*WHAT IS NEEDED*
Make an exact transcription of the material, leaving out all images.

[Stored records]
***

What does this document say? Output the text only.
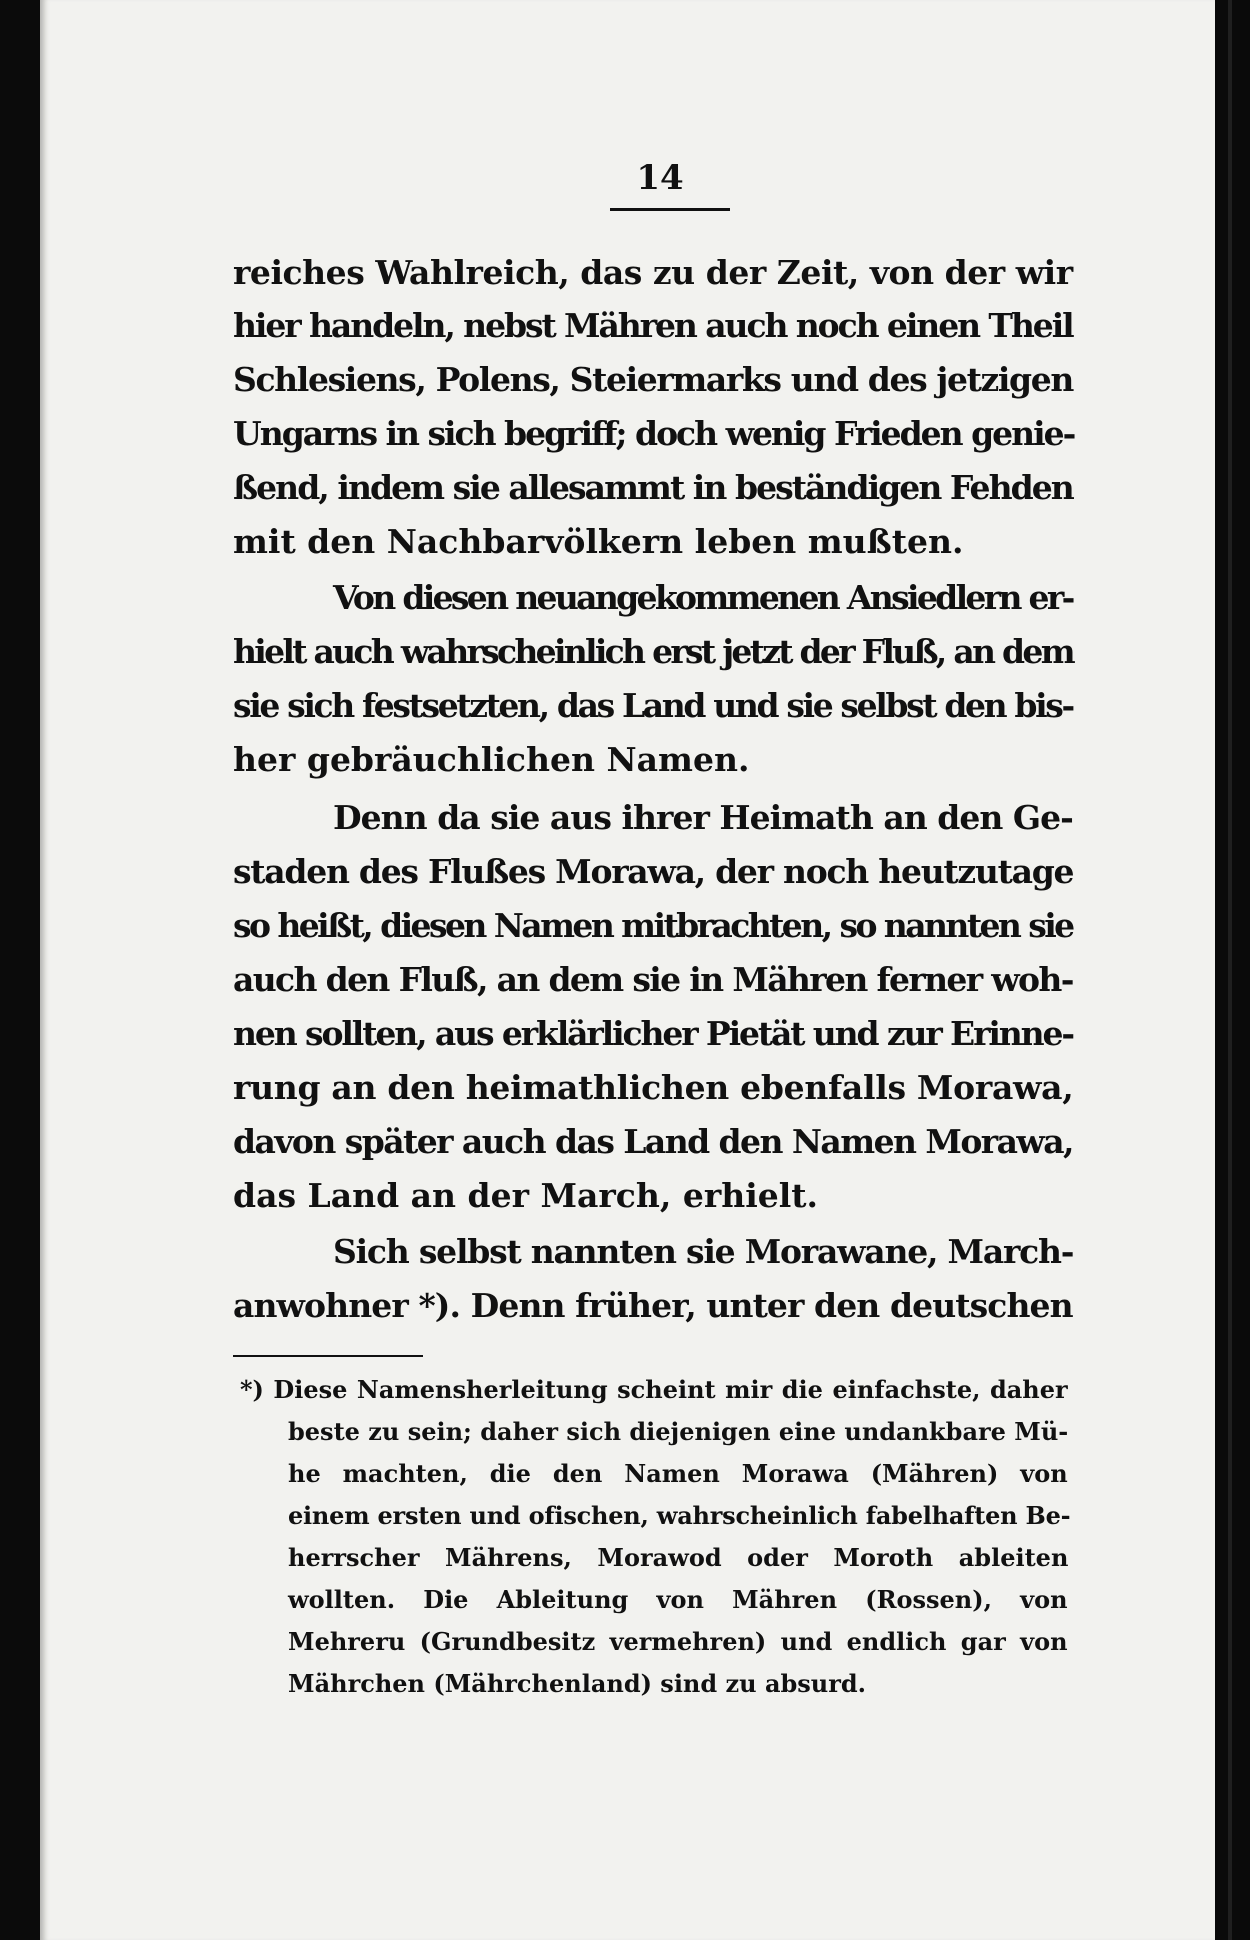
14
reiches Wahlreich, das zu der Zeit, von der wir
hier handeln, nebst Mähren auch noch einen Theil
Schlesiens, Polens, Steiermarks und des jetzigen
Ungarns in sich begriff; doch wenig Frieden genie-
ßend, indem sie allesammt in beständigen Fehden
mit den Nachbarvölkern leben mußten.
Von diesen neuangekommenen Ansiedlern er-
hielt auch wahrscheinlich erst jetzt der Fluß, an dem
sie sich festsetzten, das Land und sie selbst den bis-
her gebräuchlichen Namen.
Denn da sie aus ihrer Heimath an den Ge-
staden des Flußes Morawa, der noch heutzutage
so heißt, diesen Namen mitbrachten, so nannten sie
auch den Fluß, an dem sie in Mähren ferner woh-
nen sollten, aus erklärlicher Pietät und zur Erinne-
rung an den heimathlichen ebenfalls Morawa,
davon später auch das Land den Namen Morawa,
das Land an der March, erhielt.
Sich selbst nannten sie Morawane, March-
anwohner *). Denn früher, unter den deutschen
*) Diese Namensherleitung scheint mir die einfachste, daher
beste zu sein; daher sich diejenigen eine undankbare Mü-
he machten, die den Namen Morawa (Mähren) von
einem ersten und ofischen, wahrscheinlich fabelhaften Be-
herrscher Mährens, Morawod oder Moroth ableiten
wollten. Die Ableitung von Mähren (Rossen), von
Mehreru (Grundbesitz vermehren) und endlich gar von
Mährchen (Mährchenland) sind zu absurd.
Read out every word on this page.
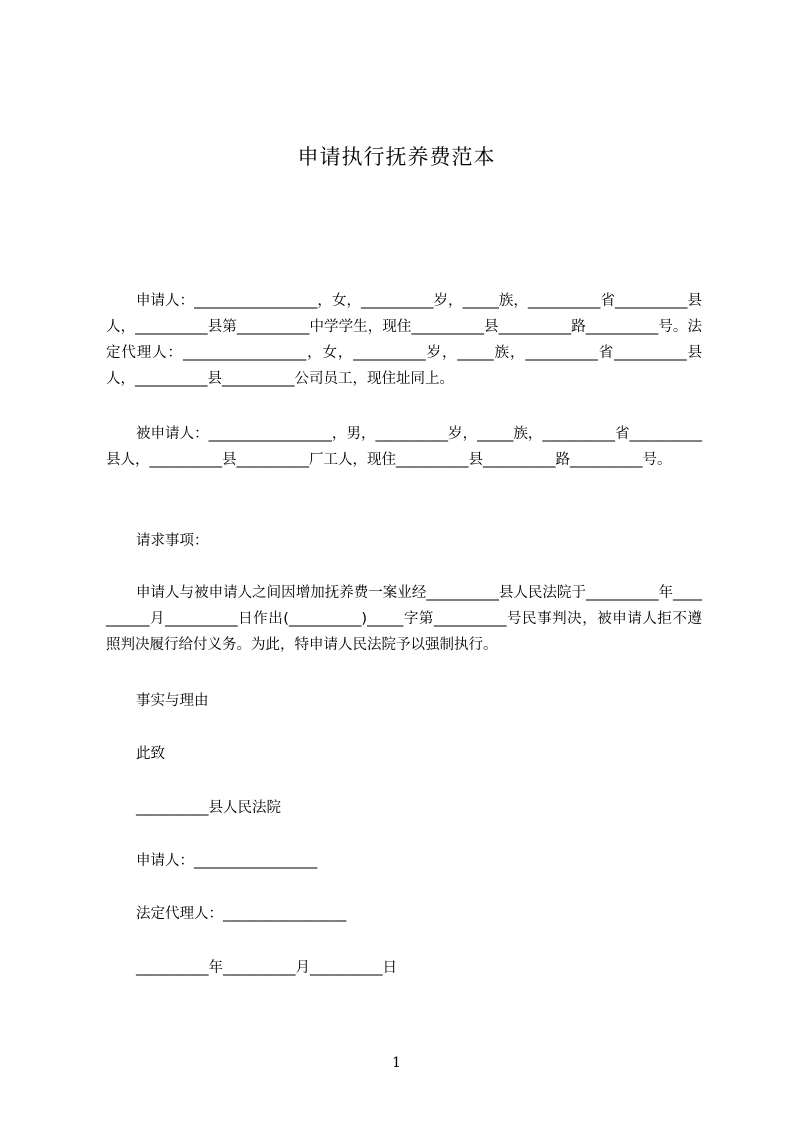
申请执行抚养费范本

申请人：_________________，女，__________岁，_____族，__________省__________县人，__________县第__________中学学生，现住__________县__________路__________号。法定代理人：_________________，女，__________岁，_____族，__________省__________县人，__________县__________公司员工，现住址同上。

被申请人：_________________，男，__________岁，_____族，__________省__________县人，__________县__________厂工人，现住__________县__________路__________号。

请求事项：

申请人与被申请人之间因增加抚养费一案业经__________县人民法院于__________年__________月__________日作出(__________)_____字第__________号民事判决，被申请人拒不遵照判决履行给付义务。为此，特申请人民法院予以强制执行。

事实与理由

此致

__________县人民法院

申请人：_________________

法定代理人：_________________

__________年__________月__________日

1
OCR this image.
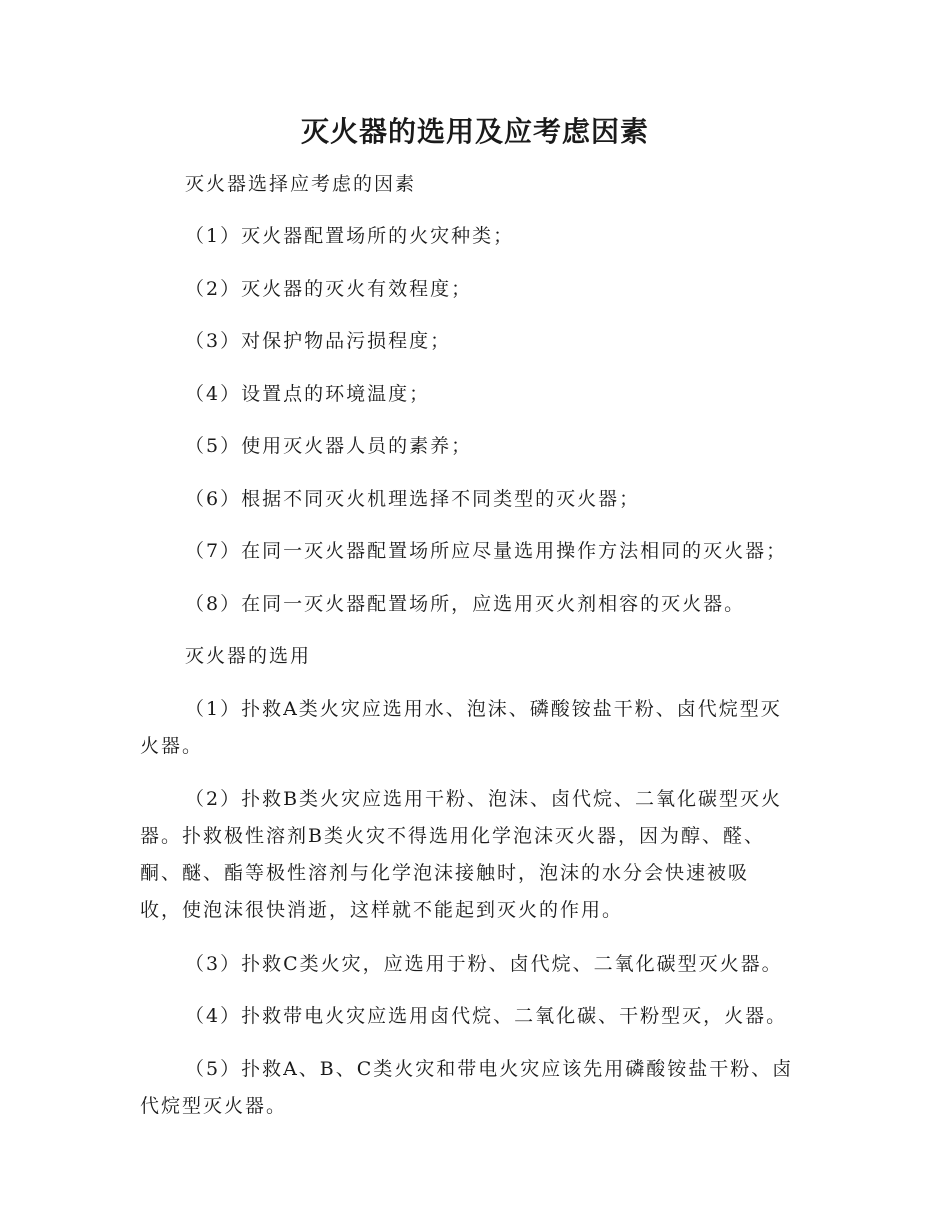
灭火器的选用及应考虑因素
灭火器选择应考虑的因素
（1）灭火器配置场所的火灾种类；
（2）灭火器的灭火有效程度；
（3）对保护物品污损程度；
（4）设置点的环境温度；
（5）使用灭火器人员的素养；
（6）根据不同灭火机理选择不同类型的灭火器；
（7）在同一灭火器配置场所应尽量选用操作方法相同的灭火器；
（8）在同一灭火器配置场所，应选用灭火剂相容的灭火器。
灭火器的选用
（1）扑救A类火灾应选用水、泡沫、磷酸铵盐干粉、卤代烷型灭
火器。
（2）扑救B类火灾应选用干粉、泡沫、卤代烷、二氧化碳型灭火
器。扑救极性溶剂B类火灾不得选用化学泡沫灭火器，因为醇、醛、
酮、醚、酯等极性溶剂与化学泡沫接触时，泡沫的水分会快速被吸
收，使泡沫很快消逝，这样就不能起到灭火的作用。
（3）扑救C类火灾，应选用于粉、卤代烷、二氧化碳型灭火器。
（4）扑救带电火灾应选用卤代烷、二氧化碳、干粉型灭，火器。
（5）扑救A、B、C类火灾和带电火灾应该先用磷酸铵盐干粉、卤
代烷型灭火器。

***

*SOLUTION*
What does this document say? Output the text only.
14
reiches Wahlreich, das zu der Zeit, von der wir
hier handeln, nebst Mähren auch noch einen Theil
Schlesiens, Polens, Steiermarks und des jetzigen
Ungarns in sich begriff; doch wenig Frieden genie-
ßend, indem sie allesammt in beständigen Fehden
mit den Nachbarvölkern leben mußten.
Von diesen neuangekommenen Ansiedlern er-
hielt auch wahrscheinlich erst jetzt der Fluß, an dem
sie sich festsetzten, das Land und sie selbst den bis-
her gebräuchlichen Namen.
Denn da sie aus ihrer Heimath an den Ge-
staden des Flußes Morawa, der noch heutzutage
so heißt, diesen Namen mitbrachten, so nannten sie
auch den Fluß, an dem sie in Mähren ferner woh-
nen sollten, aus erklärlicher Pietät und zur Erinne-
rung an den heimathlichen ebenfalls Morawa,
davon später auch das Land den Namen Morawa,
das Land an der March, erhielt.
Sich selbst nannten sie Morawane, March-
anwohner *). Denn früher, unter den deutschen
*) Diese Namensherleitung scheint mir die einfachste, daher
beste zu sein; daher sich diejenigen eine undankbare Mü-
he machten, die den Namen Morawa (Mähren) von
einem ersten und ofischen, wahrscheinlich fabelhaften Be-
herrscher Mährens, Morawod oder Moroth ableiten
wollten. Die Ableitung von Mähren (Rossen), von
Mehreru (Grundbesitz vermehren) und endlich gar von
Mährchen (Mährchenland) sind zu absurd.
Read out every word on this page.
申请执行抚养费范本

申请人：_________________，女，__________岁，_____族，__________省__________县人，__________县第__________中学学生，现住__________县__________路__________号。法定代理人：_________________，女，__________岁，_____族，__________省__________县人，__________县__________公司员工，现住址同上。

被申请人：_________________，男，__________岁，_____族，__________省__________县人，__________县__________厂工人，现住__________县__________路__________号。

请求事项：

申请人与被申请人之间因增加抚养费一案业经__________县人民法院于__________年__________月__________日作出(__________)_____字第__________号民事判决，被申请人拒不遵照判决履行给付义务。为此，特申请人民法院予以强制执行。

事实与理由

此致

__________县人民法院

申请人：_________________

法定代理人：_________________

__________年__________月__________日

1
OCR this image.
灭火器的选用及应考虑因素
灭火器选择应考虑的因素
（1）灭火器配置场所的火灾种类；
（2）灭火器的灭火有效程度；
（3）对保护物品污损程度；
（4）设置点的环境温度；
（5）使用灭火器人员的素养；
（6）根据不同灭火机理选择不同类型的灭火器；
（7）在同一灭火器配置场所应尽量选用操作方法相同的灭火器；
（8）在同一灭火器配置场所，应选用灭火剂相容的灭火器。
灭火器的选用
（1）扑救A类火灾应选用水、泡沫、磷酸铵盐干粉、卤代烷型灭
火器。
（2）扑救B类火灾应选用干粉、泡沫、卤代烷、二氧化碳型灭火
器。扑救极性溶剂B类火灾不得选用化学泡沫灭火器，因为醇、醛、
酮、醚、酯等极性溶剂与化学泡沫接触时，泡沫的水分会快速被吸
收，使泡沫很快消逝，这样就不能起到灭火的作用。
（3）扑救C类火灾，应选用于粉、卤代烷、二氧化碳型灭火器。
（4）扑救带电火灾应选用卤代烷、二氧化碳、干粉型灭，火器。
（5）扑救A、B、C类火灾和带电火灾应该先用磷酸铵盐干粉、卤
代烷型灭火器。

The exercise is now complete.